WHAT IS ASKED: Return a copy of each line that holds the string "with".

Dataset rows:
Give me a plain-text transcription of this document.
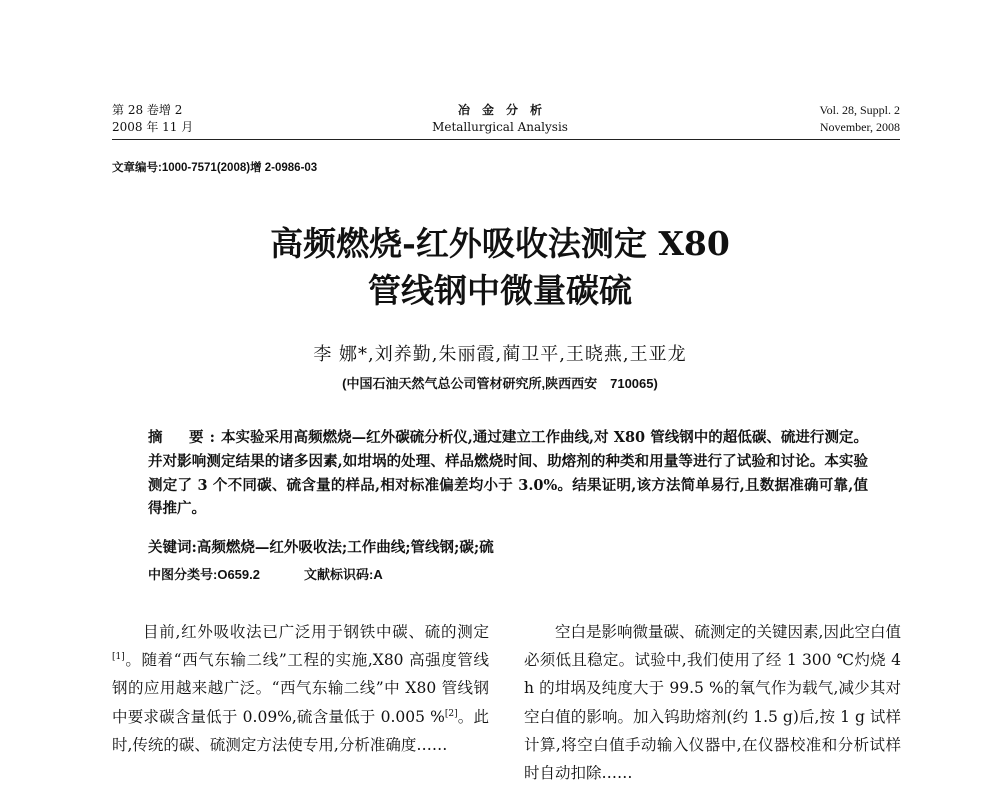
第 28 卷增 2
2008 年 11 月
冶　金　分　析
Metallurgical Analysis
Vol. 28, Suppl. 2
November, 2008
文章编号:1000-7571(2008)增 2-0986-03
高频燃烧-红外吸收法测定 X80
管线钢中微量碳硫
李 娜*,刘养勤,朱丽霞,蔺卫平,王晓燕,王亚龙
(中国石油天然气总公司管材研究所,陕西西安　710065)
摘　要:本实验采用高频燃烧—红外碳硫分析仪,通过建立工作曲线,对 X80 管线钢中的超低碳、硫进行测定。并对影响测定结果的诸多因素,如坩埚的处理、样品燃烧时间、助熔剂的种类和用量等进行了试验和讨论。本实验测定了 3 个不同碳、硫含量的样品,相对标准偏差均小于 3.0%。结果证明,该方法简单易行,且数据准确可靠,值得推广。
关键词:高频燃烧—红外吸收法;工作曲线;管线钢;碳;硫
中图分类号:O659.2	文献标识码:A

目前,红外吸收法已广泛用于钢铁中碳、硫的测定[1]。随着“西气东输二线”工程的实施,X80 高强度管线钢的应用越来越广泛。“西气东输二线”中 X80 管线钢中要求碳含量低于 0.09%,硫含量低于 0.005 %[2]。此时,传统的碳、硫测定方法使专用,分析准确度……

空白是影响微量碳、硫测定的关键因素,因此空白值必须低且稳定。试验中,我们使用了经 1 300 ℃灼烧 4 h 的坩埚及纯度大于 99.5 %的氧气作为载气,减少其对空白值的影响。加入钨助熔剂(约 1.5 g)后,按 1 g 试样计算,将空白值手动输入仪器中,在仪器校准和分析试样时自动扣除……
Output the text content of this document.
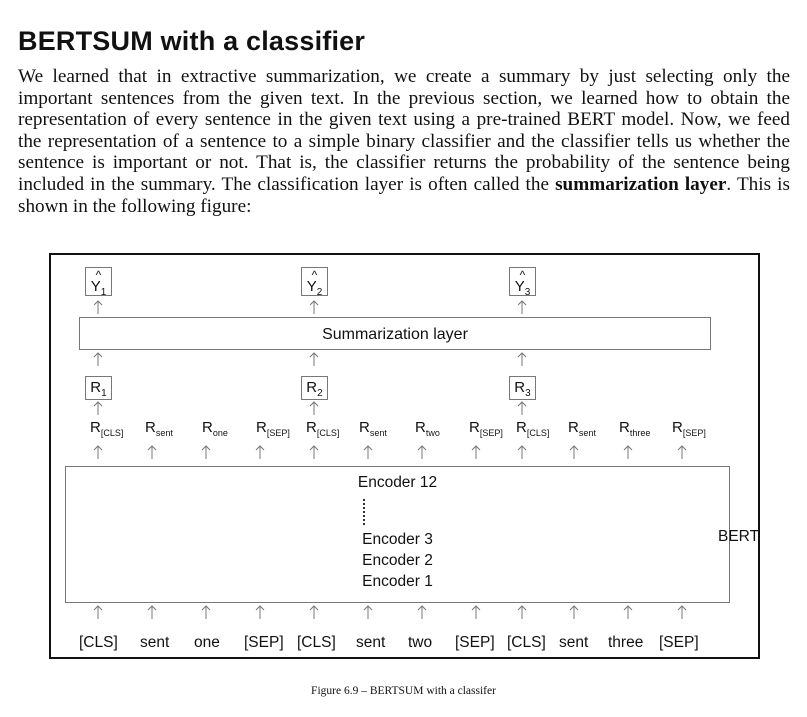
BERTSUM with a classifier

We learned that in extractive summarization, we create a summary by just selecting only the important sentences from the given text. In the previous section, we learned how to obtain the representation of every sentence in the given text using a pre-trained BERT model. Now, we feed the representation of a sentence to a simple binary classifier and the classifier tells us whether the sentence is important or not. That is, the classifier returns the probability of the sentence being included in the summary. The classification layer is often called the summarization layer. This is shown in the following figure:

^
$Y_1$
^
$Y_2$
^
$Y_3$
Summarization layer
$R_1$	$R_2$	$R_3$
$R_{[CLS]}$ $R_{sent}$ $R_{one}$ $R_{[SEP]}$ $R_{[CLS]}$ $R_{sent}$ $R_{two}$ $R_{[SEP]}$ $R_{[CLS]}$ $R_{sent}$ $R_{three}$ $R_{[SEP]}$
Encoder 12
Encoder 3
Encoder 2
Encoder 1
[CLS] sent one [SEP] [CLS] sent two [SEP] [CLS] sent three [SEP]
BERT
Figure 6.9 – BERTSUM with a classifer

RESULT FOR THIS EXERCISE:
BERTSUM with a classifier
Figure 6.9 – BERTSUM with a classifer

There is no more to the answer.